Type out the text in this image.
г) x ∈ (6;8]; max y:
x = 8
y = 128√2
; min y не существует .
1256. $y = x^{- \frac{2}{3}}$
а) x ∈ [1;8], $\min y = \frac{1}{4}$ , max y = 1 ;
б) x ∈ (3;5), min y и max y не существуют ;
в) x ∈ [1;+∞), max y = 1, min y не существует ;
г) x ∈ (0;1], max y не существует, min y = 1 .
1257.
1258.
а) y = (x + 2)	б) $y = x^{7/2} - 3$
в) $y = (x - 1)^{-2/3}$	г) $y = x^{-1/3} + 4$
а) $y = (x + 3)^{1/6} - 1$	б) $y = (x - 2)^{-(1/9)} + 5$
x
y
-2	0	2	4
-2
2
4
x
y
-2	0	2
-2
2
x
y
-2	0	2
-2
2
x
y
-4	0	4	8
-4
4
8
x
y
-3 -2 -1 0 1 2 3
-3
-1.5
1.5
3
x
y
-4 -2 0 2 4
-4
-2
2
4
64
#####
## Job
Only a number is wanted here: how many lines in the data above include the string "существует"?

## Exercise answer
3